■ Excerpted text:
— begin —
# Heidi's Attitude Problem..aka..Growling when put into travel bag.



## Heidi+Michelle (Jan 10, 2012)

Oh once upon a time when I got Heidi, at 9 weeks, she was so cute and gentle and quiet. :innocent: We went shopping and she happily rode in her purse, under my arm. Going to restaurants, family events, airplanes, and more....she was so sweet and adaptable. 

However, since she has reached 12 weeks, and is finally beginning to enjoy walking and running around, this sweet "take me under your arm" attitude is gone.

Her once beloved bag is now a place where she throws a complete fit. Heidi never growled before, but now, before we go to the supermarket, or anywhere, she does a very agressive growl and fights it when I put her in. Obviously I can overpower her, but it seems like she doesn't feel like she has to go in there.

I know it is normal for her to get stronger and more assertive as a Maltese, but am I wrong in thinking that this is a sign that she is not seeing me as the Alpha-dog anymore? Or she is just getting her own attitude and wants to play so bad (aka walking around in the store) so that she is just very upset about this?

In Switzerland, dogs cannot walk free in grocery stores. People tie them outside (ummm...no!) or they need to be in a crate. However, they can go basically anywhere else, so she knows she can walk in the store and doesn't seem to understand why I confine her in this certain store. (especially as it smells sooo good!) So she also whines non-stop. Is this just puppy behavior, or part of the bag revolt?

Obviously, the ideal is that she can stay in this bag, as she will be with me when I travel. This means getting in and out of this bag for travel through airports, train stations, parking garages, etc. is important for her safety.

Anyway, any advice would be much appreciated!


----------



## Bonnie's Mommie (Mar 2, 2006)

Michelle,

It may be a growing phase, but I can't say for sure. She's still a little puppy and full of energy. Have you tried exercising her before you put her in the bag? Maybe that would work. Another idea - what about bribing her with a treat? You know, put a little treat or chewy in the bag? I hope that one of our experts weigh in for you.

I think it's great that Switzerland is so dog friendly. We are not 'supposed' to take dogs into grocery stores here, although several managers have told me that since Bonnie is in a carrier, she is welcome. With that exception and indoor restaurants, NYC is very dog friendly.


----------



## allheart (Oct 3, 2008)

oh bless her precious heart. Just a thought, by any chance, in that bag, did she have to go to the vets?


----------



## educ8m (May 19, 2010)

When Heidi growls at going in the carrier, she is just telling you that she has no value or joy for the carrier. Dogs do what they find value in doing. You just need to create value for being in the carrier. A great way to do that is through Susan Garrett's Crate Games. Crate Games This DVD is worth every penny and builds core skills that carry over into other training. I used Crate Games for Ella and Gracie and they LOVE their crate, carrier, and playpen. 

Good luck. Heidi is just a baby and will learn rapidly at this age.


----------



## Heidi+Michelle (Jan 10, 2012)

Thanks everyone. I think you are right about value! I did that type of training for her indoor crate and she loves it.

I thought it was enough value that it means we are eventually going outside, but perhaps it needs to be more instant, not 20 minutes later that she gets out somewhere cool and fun.

I am definitely ordering that DVD. I have seen the results in positive reinforcement training and need more help on how to apply to this.

Thanks again!


----------



## Heidi+Michelle (Jan 10, 2012)

*Thanks again*

So since I have been giving Heidi treat when put into the bag, and even hiding a few in the bottom so she ccan hunt for them when i shut it, she is much happier and no more growling. :aktion033: I made her realize the bag is not negative.


----------
— end —
Element and region data
— begin —
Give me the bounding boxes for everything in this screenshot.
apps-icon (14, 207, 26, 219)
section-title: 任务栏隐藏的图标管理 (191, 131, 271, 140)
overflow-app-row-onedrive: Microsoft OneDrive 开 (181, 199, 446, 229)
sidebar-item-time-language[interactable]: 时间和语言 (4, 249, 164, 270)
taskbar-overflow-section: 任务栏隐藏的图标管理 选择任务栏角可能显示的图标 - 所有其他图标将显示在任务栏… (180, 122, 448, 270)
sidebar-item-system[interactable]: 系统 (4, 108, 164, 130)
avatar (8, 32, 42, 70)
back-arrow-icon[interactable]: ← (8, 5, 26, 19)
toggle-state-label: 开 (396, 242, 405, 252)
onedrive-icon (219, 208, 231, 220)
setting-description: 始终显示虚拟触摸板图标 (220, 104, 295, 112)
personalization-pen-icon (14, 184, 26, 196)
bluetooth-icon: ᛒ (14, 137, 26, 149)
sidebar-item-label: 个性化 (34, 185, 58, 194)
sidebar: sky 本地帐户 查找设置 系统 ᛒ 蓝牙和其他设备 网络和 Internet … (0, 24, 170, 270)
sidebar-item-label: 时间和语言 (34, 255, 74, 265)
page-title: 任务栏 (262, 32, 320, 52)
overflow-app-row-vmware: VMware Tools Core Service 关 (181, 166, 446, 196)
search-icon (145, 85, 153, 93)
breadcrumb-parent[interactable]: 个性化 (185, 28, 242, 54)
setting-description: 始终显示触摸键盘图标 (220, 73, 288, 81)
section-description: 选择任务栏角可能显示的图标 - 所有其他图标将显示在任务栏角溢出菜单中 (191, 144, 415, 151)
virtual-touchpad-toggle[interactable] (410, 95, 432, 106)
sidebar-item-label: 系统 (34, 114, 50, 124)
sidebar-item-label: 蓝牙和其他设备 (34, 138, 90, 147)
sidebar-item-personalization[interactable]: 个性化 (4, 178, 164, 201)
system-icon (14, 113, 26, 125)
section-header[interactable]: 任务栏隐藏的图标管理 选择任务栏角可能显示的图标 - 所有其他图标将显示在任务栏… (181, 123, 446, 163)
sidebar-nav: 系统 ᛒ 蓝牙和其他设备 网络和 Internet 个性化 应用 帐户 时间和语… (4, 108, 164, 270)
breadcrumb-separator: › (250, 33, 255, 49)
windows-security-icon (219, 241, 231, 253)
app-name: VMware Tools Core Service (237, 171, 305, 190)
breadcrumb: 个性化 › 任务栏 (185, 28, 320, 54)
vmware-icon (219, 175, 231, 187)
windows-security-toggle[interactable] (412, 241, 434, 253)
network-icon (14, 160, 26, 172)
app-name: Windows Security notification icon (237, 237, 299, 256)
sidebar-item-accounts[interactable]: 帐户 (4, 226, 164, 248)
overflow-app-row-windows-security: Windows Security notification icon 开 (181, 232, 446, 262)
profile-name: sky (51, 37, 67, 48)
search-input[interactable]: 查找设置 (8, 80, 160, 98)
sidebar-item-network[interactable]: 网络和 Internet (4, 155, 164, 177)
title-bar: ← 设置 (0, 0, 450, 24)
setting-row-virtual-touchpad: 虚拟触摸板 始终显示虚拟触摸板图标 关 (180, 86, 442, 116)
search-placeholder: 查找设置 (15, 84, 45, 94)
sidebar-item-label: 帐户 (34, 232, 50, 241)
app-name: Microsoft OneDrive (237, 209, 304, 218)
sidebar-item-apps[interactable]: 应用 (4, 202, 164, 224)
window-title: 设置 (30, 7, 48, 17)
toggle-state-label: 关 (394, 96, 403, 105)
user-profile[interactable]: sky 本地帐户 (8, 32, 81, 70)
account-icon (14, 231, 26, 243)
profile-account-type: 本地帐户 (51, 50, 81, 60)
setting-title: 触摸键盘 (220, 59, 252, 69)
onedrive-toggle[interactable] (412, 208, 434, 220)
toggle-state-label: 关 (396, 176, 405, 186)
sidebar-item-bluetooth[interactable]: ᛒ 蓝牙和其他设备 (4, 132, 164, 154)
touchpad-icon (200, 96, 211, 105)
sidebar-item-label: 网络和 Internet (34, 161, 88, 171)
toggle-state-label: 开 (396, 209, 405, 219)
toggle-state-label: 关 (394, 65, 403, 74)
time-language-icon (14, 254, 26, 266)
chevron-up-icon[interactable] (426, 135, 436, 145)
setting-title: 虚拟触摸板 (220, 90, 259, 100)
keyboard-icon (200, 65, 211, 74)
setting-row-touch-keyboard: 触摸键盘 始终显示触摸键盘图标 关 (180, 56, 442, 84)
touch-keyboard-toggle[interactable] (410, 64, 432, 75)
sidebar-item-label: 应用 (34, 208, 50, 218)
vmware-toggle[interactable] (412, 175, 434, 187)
— end —
■ Given instruction A:
Translate this sentence from the forum thread about the puppy's travel bag into Spanish: "Dogs do what they find value in doing."
■ Given instruction B:
Put the rows into a Markdown table with the columns "No." and "Line," starting at the first row and stopping after the row that contains "sidebar-item-label: 个性化 (34, 185, 58, 194)". Leave out any blank lines.

■ Task result A:
Los perros hacen aquello en lo que encuentran valor.

■ Task result B:
| No. | Line |
|---|---|
| 1 | Give me the bounding boxes for everything in this screenshot. |
| 2 | apps-icon (14, 207, 26, 219) |
| 3 | section-title: 任务栏隐藏的图标管理 (191, 131, 271, 140) |
| 4 | overflow-app-row-onedrive: Microsoft OneDrive 开 (181, 199, 446, 229) |
| 5 | sidebar-item-time-language[interactable]: 时间和语言 (4, 249, 164, 270) |
| 6 | taskbar-overflow-section: 任务栏隐藏的图标管理 选择任务栏角可能显示的图标 - 所有其他图标将显示在任务栏… (180, 122, 448, 270) |
| 7 | sidebar-item-system[interactable]: 系统 (4, 108, 164, 130) |
| 8 | avatar (8, 32, 42, 70) |
| 9 | back-arrow-icon[interactable]: ← (8, 5, 26, 19) |
| 10 | toggle-state-label: 开 (396, 242, 405, 252) |
| 11 | onedrive-icon (219, 208, 231, 220) |
| 12 | setting-description: 始终显示虚拟触摸板图标 (220, 104, 295, 112) |
| 13 | personalization-pen-icon (14, 184, 26, 196) |
| 14 | bluetooth-icon: ᛒ (14, 137, 26, 149) |
| 15 | sidebar-item-label: 个性化 (34, 185, 58, 194) |